TASK OBJECTIVE:
Repeat the listing that follows, character for character, minus the pictures.

Stored entries

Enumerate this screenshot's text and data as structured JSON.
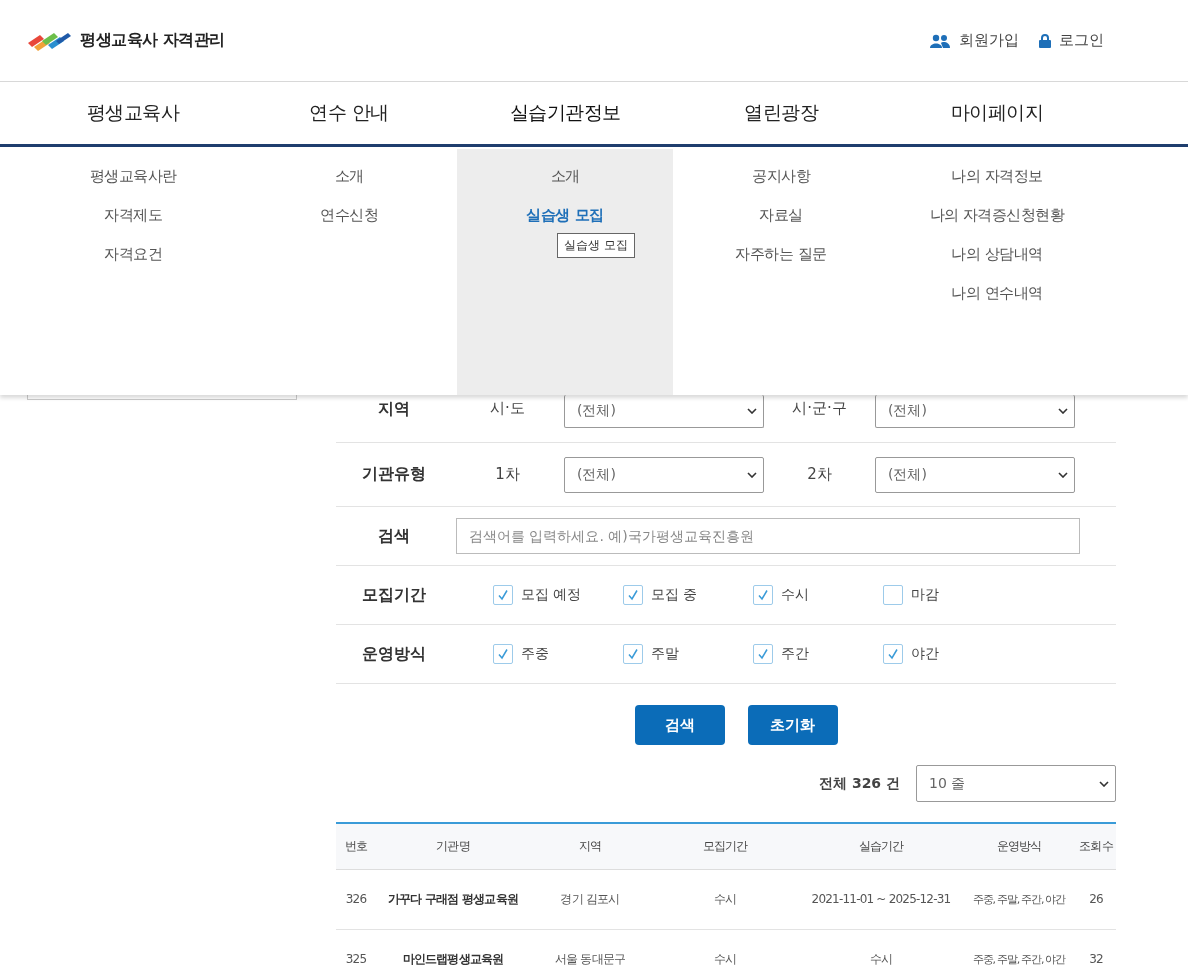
{
  "header": {
    "logo_text": "평생교육사 자격관리",
    "links": [
      {
        "label": "회원가입"
      },
      {
        "label": "로그인"
      }
    ]
  },
  "nav": [
    {
      "label": "평생교육사",
      "selected": false,
      "items": [
        {
          "label": "평생교육사란",
          "selected": false
        },
        {
          "label": "자격제도",
          "selected": false
        },
        {
          "label": "자격요건",
          "selected": false
        }
      ]
    },
    {
      "label": "연수 안내",
      "selected": false,
      "items": [
        {
          "label": "소개",
          "selected": false
        },
        {
          "label": "연수신청",
          "selected": false
        }
      ]
    },
    {
      "label": "실습기관정보",
      "selected": true,
      "items": [
        {
          "label": "소개",
          "selected": false
        },
        {
          "label": "실습생 모집",
          "selected": true
        }
      ]
    },
    {
      "label": "열린광장",
      "selected": false,
      "items": [
        {
          "label": "공지사항",
          "selected": false
        },
        {
          "label": "자료실",
          "selected": false
        },
        {
          "label": "자주하는 질문",
          "selected": false
        }
      ]
    },
    {
      "label": "마이페이지",
      "selected": false,
      "items": [
        {
          "label": "나의 자격정보",
          "selected": false
        },
        {
          "label": "나의 자격증신청현황",
          "selected": false
        },
        {
          "label": "나의 상담내역",
          "selected": false
        },
        {
          "label": "나의 연수내역",
          "selected": false
        }
      ]
    }
  ],
  "tooltip": "실습생 모집",
  "filters": [
    {
      "label": "지역",
      "kind": "selects",
      "fields": [
        {
          "label": "시·도",
          "value": "(전체)"
        },
        {
          "label": "시·군·구",
          "value": "(전체)"
        }
      ]
    },
    {
      "label": "기관유형",
      "kind": "selects",
      "fields": [
        {
          "label": "1차",
          "value": "(전체)"
        },
        {
          "label": "2차",
          "value": "(전체)"
        }
      ]
    },
    {
      "label": "검색",
      "kind": "search",
      "placeholder": "검색어를 입력하세요. 예)국가평생교육진흥원"
    },
    {
      "label": "모집기간",
      "kind": "checks",
      "options": [
        {
          "label": "모집 예정",
          "checked": true
        },
        {
          "label": "모집 중",
          "checked": true
        },
        {
          "label": "수시",
          "checked": true
        },
        {
          "label": "마감",
          "checked": false
        }
      ]
    },
    {
      "label": "운영방식",
      "kind": "checks",
      "options": [
        {
          "label": "주중",
          "checked": true
        },
        {
          "label": "주말",
          "checked": true
        },
        {
          "label": "주간",
          "checked": true
        },
        {
          "label": "야간",
          "checked": true
        }
      ]
    }
  ],
  "actions": [
    "검색",
    "초기화"
  ],
  "summary": "전체 326 건",
  "per_page": "10 줄",
  "table": {
    "columns": [
      "번호",
      "기관명",
      "지역",
      "모집기간",
      "실습기간",
      "운영방식",
      "조회수"
    ],
    "rows": [
      [
        "326",
        "가꾸다 구래점 평생교육원",
        "경기 김포시",
        "수시",
        "2021-11-01 ~ 2025-12-31",
        "주중, 주말, 주간, 야간",
        "26"
      ],
      [
        "325",
        "마인드랩평생교육원",
        "서울 동대문구",
        "수시",
        "수시",
        "주중, 주말, 주간, 야간",
        "32"
      ]
    ]
  }
}
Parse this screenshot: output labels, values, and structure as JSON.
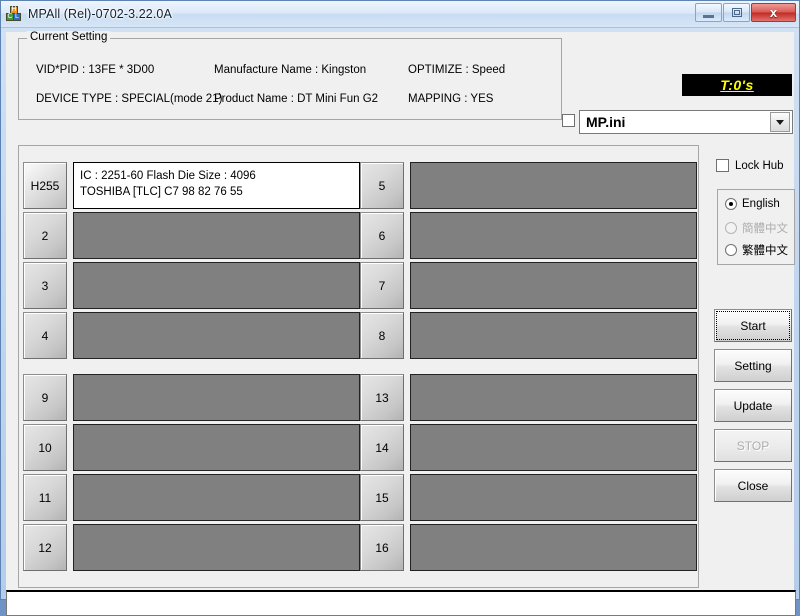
{
  "window": {
    "title": "MPAll (Rel)-0702-3.22.0A",
    "icon": "app-blocks-icon",
    "minimize_label": "",
    "maximize_label": "",
    "close_label": "x"
  },
  "current_setting": {
    "legend": "Current Setting",
    "vid_pid": "VID*PID : 13FE * 3D00",
    "device_type": "DEVICE TYPE : SPECIAL(mode 21)",
    "manufacture_name": "Manufacture Name : Kingston",
    "product_name": "Product Name : DT Mini Fun G2",
    "optimize": "OPTIMIZE : Speed",
    "mapping": "MAPPING : YES"
  },
  "counter": {
    "text": "T:0's",
    "bg_color": "#000000",
    "fg_color": "#ffff00"
  },
  "ini_selector": {
    "checkbox_checked": false,
    "value": "MP.ini",
    "dropdown_icon": "chevron-down-icon"
  },
  "ports": {
    "left": [
      {
        "num": "H255",
        "active": true,
        "lines": [
          "IC : 2251-60  Flash Die Size : 4096",
          "TOSHIBA [TLC] C7 98 82 76 55"
        ]
      },
      {
        "num": "2",
        "active": false,
        "lines": []
      },
      {
        "num": "3",
        "active": false,
        "lines": []
      },
      {
        "num": "4",
        "active": false,
        "lines": []
      },
      {
        "num": "9",
        "active": false,
        "lines": []
      },
      {
        "num": "10",
        "active": false,
        "lines": []
      },
      {
        "num": "11",
        "active": false,
        "lines": []
      },
      {
        "num": "12",
        "active": false,
        "lines": []
      }
    ],
    "right": [
      {
        "num": "5",
        "active": false,
        "lines": []
      },
      {
        "num": "6",
        "active": false,
        "lines": []
      },
      {
        "num": "7",
        "active": false,
        "lines": []
      },
      {
        "num": "8",
        "active": false,
        "lines": []
      },
      {
        "num": "13",
        "active": false,
        "lines": []
      },
      {
        "num": "14",
        "active": false,
        "lines": []
      },
      {
        "num": "15",
        "active": false,
        "lines": []
      },
      {
        "num": "16",
        "active": false,
        "lines": []
      }
    ],
    "empty_color": "#808080",
    "active_color": "#ffffff"
  },
  "right_panel": {
    "lock_hub": {
      "label": "Lock Hub",
      "checked": false
    },
    "languages": [
      {
        "label": "English",
        "selected": true,
        "disabled": false
      },
      {
        "label": "簡體中文",
        "selected": false,
        "disabled": true
      },
      {
        "label": "繁體中文",
        "selected": false,
        "disabled": false
      }
    ],
    "buttons": [
      {
        "id": "start",
        "label": "Start",
        "disabled": false,
        "focused": true
      },
      {
        "id": "setting",
        "label": "Setting",
        "disabled": false,
        "focused": false
      },
      {
        "id": "update",
        "label": "Update",
        "disabled": false,
        "focused": false
      },
      {
        "id": "stop",
        "label": "STOP",
        "disabled": true,
        "focused": false
      },
      {
        "id": "close",
        "label": "Close",
        "disabled": false,
        "focused": false
      }
    ]
  },
  "status_bar": {
    "text": ""
  }
}
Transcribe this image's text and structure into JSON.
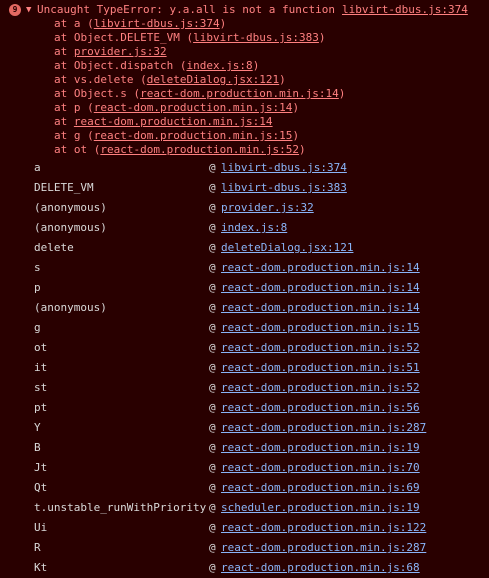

CORRECT RESPONSE:
Enumerate this screenshot's text and data as structured JSON.
{
  "header": {
    "logo_text": "평생교육사 자격관리",
    "links": [
      {
        "label": "회원가입"
      },
      {
        "label": "로그인"
      }
    ]
  },
  "nav": [
    {
      "label": "평생교육사",
      "selected": false,
      "items": [
        {
          "label": "평생교육사란",
          "selected": false
        },
        {
          "label": "자격제도",
          "selected": false
        },
        {
          "label": "자격요건",
          "selected": false
        }
      ]
    },
    {
      "label": "연수 안내",
      "selected": false,
      "items": [
        {
          "label": "소개",
          "selected": false
        },
        {
          "label": "연수신청",
          "selected": false
        }
      ]
    },
    {
      "label": "실습기관정보",
      "selected": true,
      "items": [
        {
          "label": "소개",
          "selected": false
        },
        {
          "label": "실습생 모집",
          "selected": true
        }
      ]
    },
    {
      "label": "열린광장",
      "selected": false,
      "items": [
        {
          "label": "공지사항",
          "selected": false
        },
        {
          "label": "자료실",
          "selected": false
        },
        {
          "label": "자주하는 질문",
          "selected": false
        }
      ]
    },
    {
      "label": "마이페이지",
      "selected": false,
      "items": [
        {
          "label": "나의 자격정보",
          "selected": false
        },
        {
          "label": "나의 자격증신청현황",
          "selected": false
        },
        {
          "label": "나의 상담내역",
          "selected": false
        },
        {
          "label": "나의 연수내역",
          "selected": false
        }
      ]
    }
  ],
  "tooltip": "실습생 모집",
  "filters": [
    {
      "label": "지역",
      "kind": "selects",
      "fields": [
        {
          "label": "시·도",
          "value": "(전체)"
        },
        {
          "label": "시·군·구",
          "value": "(전체)"
        }
      ]
    },
    {
      "label": "기관유형",
      "kind": "selects",
      "fields": [
        {
          "label": "1차",
          "value": "(전체)"
        },
        {
          "label": "2차",
          "value": "(전체)"
        }
      ]
    },
    {
      "label": "검색",
      "kind": "search",
      "placeholder": "검색어를 입력하세요. 예)국가평생교육진흥원"
    },
    {
      "label": "모집기간",
      "kind": "checks",
      "options": [
        {
          "label": "모집 예정",
          "checked": true
        },
        {
          "label": "모집 중",
          "checked": true
        },
        {
          "label": "수시",
          "checked": true
        },
        {
          "label": "마감",
          "checked": false
        }
      ]
    },
    {
      "label": "운영방식",
      "kind": "checks",
      "options": [
        {
          "label": "주중",
          "checked": true
        },
        {
          "label": "주말",
          "checked": true
        },
        {
          "label": "주간",
          "checked": true
        },
        {
          "label": "야간",
          "checked": true
        }
      ]
    }
  ],
  "actions": [
    "검색",
    "초기화"
  ],
  "summary": "전체 326 건",
  "per_page": "10 줄",
  "table": {
    "columns": [
      "번호",
      "기관명",
      "지역",
      "모집기간",
      "실습기간",
      "운영방식",
      "조회수"
    ],
    "rows": [
      [
        "326",
        "가꾸다 구래점 평생교육원",
        "경기 김포시",
        "수시",
        "2021-11-01 ~ 2025-12-31",
        "주중, 주말, 주간, 야간",
        "26"
      ],
      [
        "325",
        "마인드랩평생교육원",
        "서울 동대문구",
        "수시",
        "수시",
        "주중, 주말, 주간, 야간",
        "32"
      ]
    ]
  }
}
Parse this screenshot: output labels, values, and structure as JSON.
{
  "window": {
    "title": "MPAll (Rel)-0702-3.22.0A",
    "icon": "app-blocks-icon",
    "minimize_label": "",
    "maximize_label": "",
    "close_label": "x"
  },
  "current_setting": {
    "legend": "Current Setting",
    "vid_pid": "VID*PID : 13FE * 3D00",
    "device_type": "DEVICE TYPE : SPECIAL(mode 21)",
    "manufacture_name": "Manufacture Name : Kingston",
    "product_name": "Product Name : DT Mini Fun G2",
    "optimize": "OPTIMIZE : Speed",
    "mapping": "MAPPING : YES"
  },
  "counter": {
    "text": "T:0's",
    "bg_color": "#000000",
    "fg_color": "#ffff00"
  },
  "ini_selector": {
    "checkbox_checked": false,
    "value": "MP.ini",
    "dropdown_icon": "chevron-down-icon"
  },
  "ports": {
    "left": [
      {
        "num": "H255",
        "active": true,
        "lines": [
          "IC : 2251-60  Flash Die Size : 4096",
          "TOSHIBA [TLC] C7 98 82 76 55"
        ]
      },
      {
        "num": "2",
        "active": false,
        "lines": []
      },
      {
        "num": "3",
        "active": false,
        "lines": []
      },
      {
        "num": "4",
        "active": false,
        "lines": []
      },
      {
        "num": "9",
        "active": false,
        "lines": []
      },
      {
        "num": "10",
        "active": false,
        "lines": []
      },
      {
        "num": "11",
        "active": false,
        "lines": []
      },
      {
        "num": "12",
        "active": false,
        "lines": []
      }
    ],
    "right": [
      {
        "num": "5",
        "active": false,
        "lines": []
      },
      {
        "num": "6",
        "active": false,
        "lines": []
      },
      {
        "num": "7",
        "active": false,
        "lines": []
      },
      {
        "num": "8",
        "active": false,
        "lines": []
      },
      {
        "num": "13",
        "active": false,
        "lines": []
      },
      {
        "num": "14",
        "active": false,
        "lines": []
      },
      {
        "num": "15",
        "active": false,
        "lines": []
      },
      {
        "num": "16",
        "active": false,
        "lines": []
      }
    ],
    "empty_color": "#808080",
    "active_color": "#ffffff"
  },
  "right_panel": {
    "lock_hub": {
      "label": "Lock Hub",
      "checked": false
    },
    "languages": [
      {
        "label": "English",
        "selected": true,
        "disabled": false
      },
      {
        "label": "簡體中文",
        "selected": false,
        "disabled": true
      },
      {
        "label": "繁體中文",
        "selected": false,
        "disabled": false
      }
    ],
    "buttons": [
      {
        "id": "start",
        "label": "Start",
        "disabled": false,
        "focused": true
      },
      {
        "id": "setting",
        "label": "Setting",
        "disabled": false,
        "focused": false
      },
      {
        "id": "update",
        "label": "Update",
        "disabled": false,
        "focused": false
      },
      {
        "id": "stop",
        "label": "STOP",
        "disabled": true,
        "focused": false
      },
      {
        "id": "close",
        "label": "Close",
        "disabled": false,
        "focused": false
      }
    ]
  },
  "status_bar": {
    "text": ""
  }
}
Transcribe this image's text and structure into JSON.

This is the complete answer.